━━ Excerpted records

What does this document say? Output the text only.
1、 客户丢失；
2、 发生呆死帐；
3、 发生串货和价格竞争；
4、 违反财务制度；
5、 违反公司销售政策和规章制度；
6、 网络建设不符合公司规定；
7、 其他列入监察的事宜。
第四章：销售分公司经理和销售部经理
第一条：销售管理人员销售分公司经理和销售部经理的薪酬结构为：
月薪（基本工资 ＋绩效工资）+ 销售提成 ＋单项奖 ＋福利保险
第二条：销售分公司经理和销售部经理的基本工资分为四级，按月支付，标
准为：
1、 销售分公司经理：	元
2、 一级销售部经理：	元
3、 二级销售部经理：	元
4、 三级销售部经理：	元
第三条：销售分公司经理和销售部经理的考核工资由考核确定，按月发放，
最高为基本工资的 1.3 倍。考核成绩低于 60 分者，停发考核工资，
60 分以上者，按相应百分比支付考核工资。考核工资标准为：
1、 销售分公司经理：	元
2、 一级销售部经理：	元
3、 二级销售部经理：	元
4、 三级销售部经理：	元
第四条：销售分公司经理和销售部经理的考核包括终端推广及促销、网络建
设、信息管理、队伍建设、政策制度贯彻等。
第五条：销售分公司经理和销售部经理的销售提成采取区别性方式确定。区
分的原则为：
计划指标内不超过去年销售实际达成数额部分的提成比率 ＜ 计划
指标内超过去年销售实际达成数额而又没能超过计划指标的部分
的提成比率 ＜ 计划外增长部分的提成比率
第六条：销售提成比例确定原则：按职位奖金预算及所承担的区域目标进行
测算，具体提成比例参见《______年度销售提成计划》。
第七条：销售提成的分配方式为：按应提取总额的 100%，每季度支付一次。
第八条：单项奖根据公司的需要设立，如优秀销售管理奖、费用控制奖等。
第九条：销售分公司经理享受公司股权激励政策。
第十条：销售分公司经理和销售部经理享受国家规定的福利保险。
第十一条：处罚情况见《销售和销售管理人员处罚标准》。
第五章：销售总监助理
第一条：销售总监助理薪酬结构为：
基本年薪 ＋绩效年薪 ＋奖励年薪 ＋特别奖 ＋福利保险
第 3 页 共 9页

━━━━

**What you are asked to do**
Copy out the full listing exactly.

**Final result**
What does this document say? Output the text only.
1、 客户丢失；
2、 发生呆死帐；
3、 发生串货和价格竞争；
4、 违反财务制度；
5、 违反公司销售政策和规章制度；
6、 网络建设不符合公司规定；
7、 其他列入监察的事宜。
第四章：销售分公司经理和销售部经理
第一条：销售管理人员销售分公司经理和销售部经理的薪酬结构为：
月薪（基本工资 ＋绩效工资）+ 销售提成 ＋单项奖 ＋福利保险
第二条：销售分公司经理和销售部经理的基本工资分为四级，按月支付，标
准为：
1、 销售分公司经理：	元
2、 一级销售部经理：	元
3、 二级销售部经理：	元
4、 三级销售部经理：	元
第三条：销售分公司经理和销售部经理的考核工资由考核确定，按月发放，
最高为基本工资的 1.3 倍。考核成绩低于 60 分者，停发考核工资，
60 分以上者，按相应百分比支付考核工资。考核工资标准为：
1、 销售分公司经理：	元
2、 一级销售部经理：	元
3、 二级销售部经理：	元
4、 三级销售部经理：	元
第四条：销售分公司经理和销售部经理的考核包括终端推广及促销、网络建
设、信息管理、队伍建设、政策制度贯彻等。
第五条：销售分公司经理和销售部经理的销售提成采取区别性方式确定。区
分的原则为：
计划指标内不超过去年销售实际达成数额部分的提成比率 ＜ 计划
指标内超过去年销售实际达成数额而又没能超过计划指标的部分
的提成比率 ＜ 计划外增长部分的提成比率
第六条：销售提成比例确定原则：按职位奖金预算及所承担的区域目标进行
测算，具体提成比例参见《______年度销售提成计划》。
第七条：销售提成的分配方式为：按应提取总额的 100%，每季度支付一次。
第八条：单项奖根据公司的需要设立，如优秀销售管理奖、费用控制奖等。
第九条：销售分公司经理享受公司股权激励政策。
第十条：销售分公司经理和销售部经理享受国家规定的福利保险。
第十一条：处罚情况见《销售和销售管理人员处罚标准》。
第五章：销售总监助理
第一条：销售总监助理薪酬结构为：
基本年薪 ＋绩效年薪 ＋奖励年薪 ＋特别奖 ＋福利保险
第 3 页 共 9页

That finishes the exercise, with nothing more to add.